* [STATED EXERCISE]
Quote the entries in full, character for character, without their images.

Saved data entries:
+---+
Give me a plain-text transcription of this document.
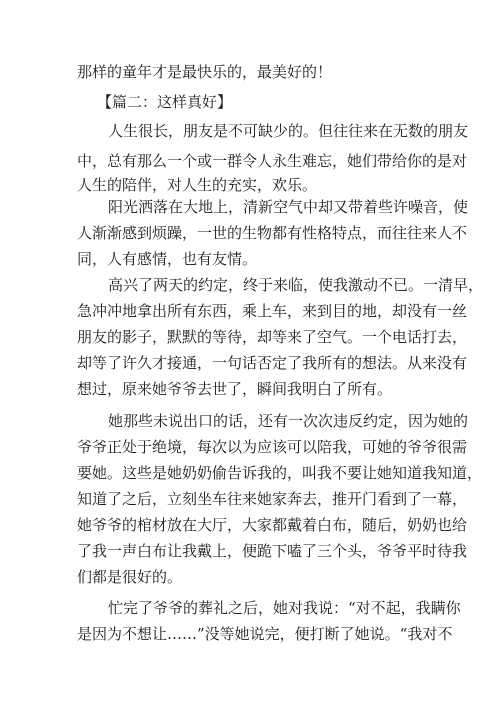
那样的童年才是最快乐的，最美好的！
【篇二：这样真好】
人生很长，朋友是不可缺少的。但往往来在无数的朋友
中，总有那么一个或一群令人永生难忘，她们带给你的是对
人生的陪伴，对人生的充实，欢乐。
阳光洒落在大地上，清新空气中却又带着些许噪音，使
人渐渐感到烦躁，一世的生物都有性格特点，而往往来人不
同，人有感情，也有友情。
高兴了两天的约定，终于来临，使我激动不已。一清早，
急冲冲地拿出所有东西，乘上车，来到目的地，却没有一丝
朋友的影子，默默的等待，却等来了空气。一个电话打去，
却等了许久才接通，一句话否定了我所有的想法。从来没有
想过，原来她爷爷去世了，瞬间我明白了所有。
她那些未说出口的话，还有一次次违反约定，因为她的
爷爷正处于绝境，每次以为应该可以陪我，可她的爷爷很需
要她。这些是她奶奶偷告诉我的，叫我不要让她知道我知道，
知道了之后，立刻坐车往来她家奔去，推开门看到了一幕，
她爷爷的棺材放在大厅，大家都戴着白布，随后，奶奶也给
了我一声白布让我戴上，便跪下嗑了三个头，爷爷平时待我
们都是很好的。
忙完了爷爷的葬礼之后，她对我说：“对不起，我瞒你
是因为不想让……”没等她说完，便打断了她说。“我对不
+---+
* [TASK SOLUTION]
Give me a plain-text transcription of this document.
那样的童年才是最快乐的，最美好的！
【篇二：这样真好】
人生很长，朋友是不可缺少的。但往往来在无数的朋友
中，总有那么一个或一群令人永生难忘，她们带给你的是对
人生的陪伴，对人生的充实，欢乐。
阳光洒落在大地上，清新空气中却又带着些许噪音，使
人渐渐感到烦躁，一世的生物都有性格特点，而往往来人不
同，人有感情，也有友情。
高兴了两天的约定，终于来临，使我激动不已。一清早，
急冲冲地拿出所有东西，乘上车，来到目的地，却没有一丝
朋友的影子，默默的等待，却等来了空气。一个电话打去，
却等了许久才接通，一句话否定了我所有的想法。从来没有
想过，原来她爷爷去世了，瞬间我明白了所有。
她那些未说出口的话，还有一次次违反约定，因为她的
爷爷正处于绝境，每次以为应该可以陪我，可她的爷爷很需
要她。这些是她奶奶偷告诉我的，叫我不要让她知道我知道，
知道了之后，立刻坐车往来她家奔去，推开门看到了一幕，
她爷爷的棺材放在大厅，大家都戴着白布，随后，奶奶也给
了我一声白布让我戴上，便跪下嗑了三个头，爷爷平时待我
们都是很好的。
忙完了爷爷的葬礼之后，她对我说：“对不起，我瞒你
是因为不想让……”没等她说完，便打断了她说。“我对不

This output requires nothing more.